**Stored data**:
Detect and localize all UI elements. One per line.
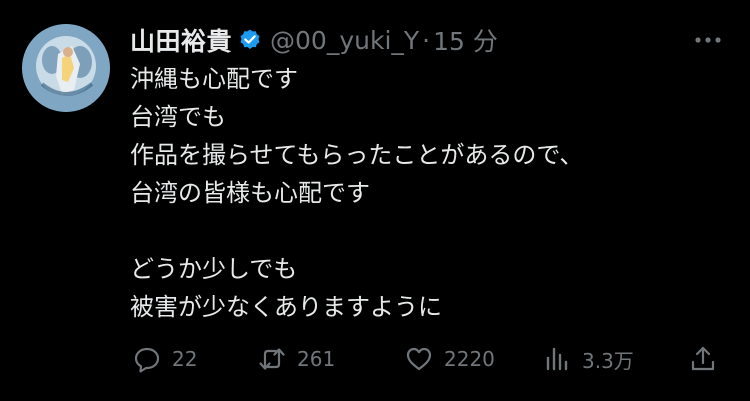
reply-button[interactable]: 22 bbox=[132, 340, 197, 378]
reply-count: 22 bbox=[172, 347, 198, 371]
display-name[interactable]: 山田裕貴 bbox=[130, 22, 232, 58]
share-icon bbox=[688, 344, 718, 374]
tweet-line: 台湾でも bbox=[130, 103, 226, 131]
views-count: 3.3万 bbox=[582, 348, 634, 373]
tweet[interactable]: 山田裕貴 @00_yuki_Y · 15 分 沖縄も心配です 台湾でも 作品を撮… bbox=[0, 0, 750, 401]
tweet-line: 台湾の皆様も心配です bbox=[130, 179, 370, 207]
like-button[interactable]: 2220 bbox=[404, 340, 495, 378]
retweet-icon bbox=[257, 344, 287, 374]
tweet-line: 被害が少なくありますように bbox=[130, 293, 442, 321]
tweet-line: 作品を撮らせてもらったことがあるので、 bbox=[130, 141, 584, 169]
tweet-text: 沖縄も心配です 台湾でも 作品を撮らせてもらったことがあるので、 台湾の皆様も心… bbox=[130, 60, 730, 326]
views-icon bbox=[542, 344, 572, 374]
views-button[interactable]: 3.3万 bbox=[542, 340, 634, 378]
tweet-line bbox=[130, 212, 730, 250]
share-button[interactable] bbox=[688, 340, 718, 378]
retweet-count: 261 bbox=[297, 347, 336, 371]
user-handle[interactable]: @00_yuki_Y bbox=[270, 26, 419, 55]
tweet-line: 沖縄も心配です bbox=[130, 65, 298, 93]
tweet-line: どうか少しでも bbox=[130, 255, 298, 283]
action-bar: 22 261 2220 3.3万 bbox=[128, 340, 728, 378]
tweet-header: 山田裕貴 @00_yuki_Y · 15 分 bbox=[130, 22, 498, 58]
separator-dot: · bbox=[422, 25, 431, 55]
like-count: 2220 bbox=[444, 347, 495, 371]
more-icon[interactable] bbox=[690, 26, 726, 54]
retweet-button[interactable]: 261 bbox=[257, 340, 335, 378]
reply-icon bbox=[132, 344, 162, 374]
avatar[interactable] bbox=[22, 24, 110, 112]
verified-badge-icon[interactable] bbox=[238, 28, 262, 52]
timestamp[interactable]: 15 分 bbox=[433, 22, 498, 58]
like-icon bbox=[404, 344, 434, 374]
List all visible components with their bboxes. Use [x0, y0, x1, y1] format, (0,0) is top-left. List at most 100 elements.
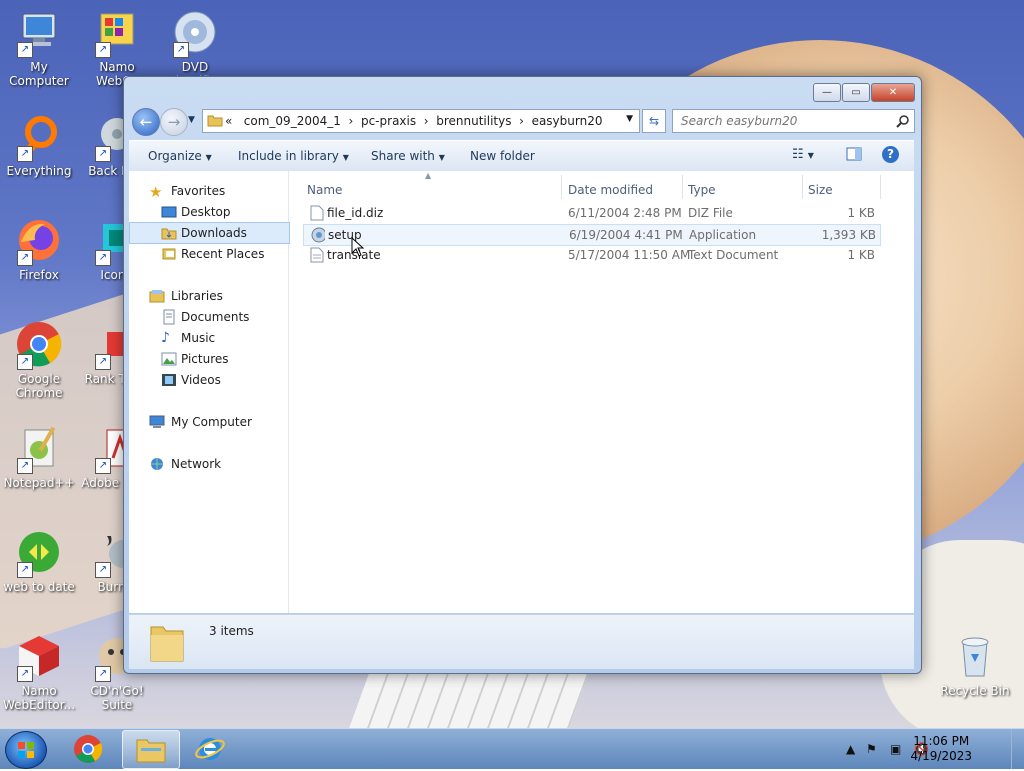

**The request**:
Reproduce verbatim the lines of the material starting at the line that contains "reply-button[interactable]: 22 bbox=[132, 340, 197, 378]" and ending at the end of the material, both ends included. Leave the pictures out of the answer.

**Response**:
reply-button[interactable]: 22 bbox=[132, 340, 197, 378]
reply-count: 22 bbox=[172, 347, 198, 371]
display-name[interactable]: 山田裕貴 bbox=[130, 22, 232, 58]
share-icon bbox=[688, 344, 718, 374]
tweet-line: 台湾でも bbox=[130, 103, 226, 131]
views-count: 3.3万 bbox=[582, 348, 634, 373]
tweet[interactable]: 山田裕貴 @00_yuki_Y · 15 分 沖縄も心配です 台湾でも 作品を撮… bbox=[0, 0, 750, 401]
tweet-line: 台湾の皆様も心配です bbox=[130, 179, 370, 207]
like-button[interactable]: 2220 bbox=[404, 340, 495, 378]
retweet-icon bbox=[257, 344, 287, 374]
tweet-line: 被害が少なくありますように bbox=[130, 293, 442, 321]
tweet-line: 作品を撮らせてもらったことがあるので、 bbox=[130, 141, 584, 169]
tweet-text: 沖縄も心配です 台湾でも 作品を撮らせてもらったことがあるので、 台湾の皆様も心… bbox=[130, 60, 730, 326]
views-icon bbox=[542, 344, 572, 374]
views-button[interactable]: 3.3万 bbox=[542, 340, 634, 378]
tweet-line bbox=[130, 212, 730, 250]
share-button[interactable] bbox=[688, 340, 718, 378]
retweet-count: 261 bbox=[297, 347, 336, 371]
user-handle[interactable]: @00_yuki_Y bbox=[270, 26, 419, 55]
tweet-line: 沖縄も心配です bbox=[130, 65, 298, 93]
tweet-line: どうか少しでも bbox=[130, 255, 298, 283]
action-bar: 22 261 2220 3.3万 bbox=[128, 340, 728, 378]
tweet-header: 山田裕貴 @00_yuki_Y · 15 分 bbox=[130, 22, 498, 58]
separator-dot: · bbox=[422, 25, 431, 55]
like-count: 2220 bbox=[444, 347, 495, 371]
more-icon[interactable] bbox=[690, 26, 726, 54]
retweet-button[interactable]: 261 bbox=[257, 340, 335, 378]
reply-icon bbox=[132, 344, 162, 374]
avatar[interactable] bbox=[22, 24, 110, 112]
verified-badge-icon[interactable] bbox=[238, 28, 262, 52]
timestamp[interactable]: 15 分 bbox=[433, 22, 498, 58]
like-icon bbox=[404, 344, 434, 374]
List all visible components with their bboxes. Use [x0, y0, x1, y1] format, (0,0) is top-left. List at most 100 elements.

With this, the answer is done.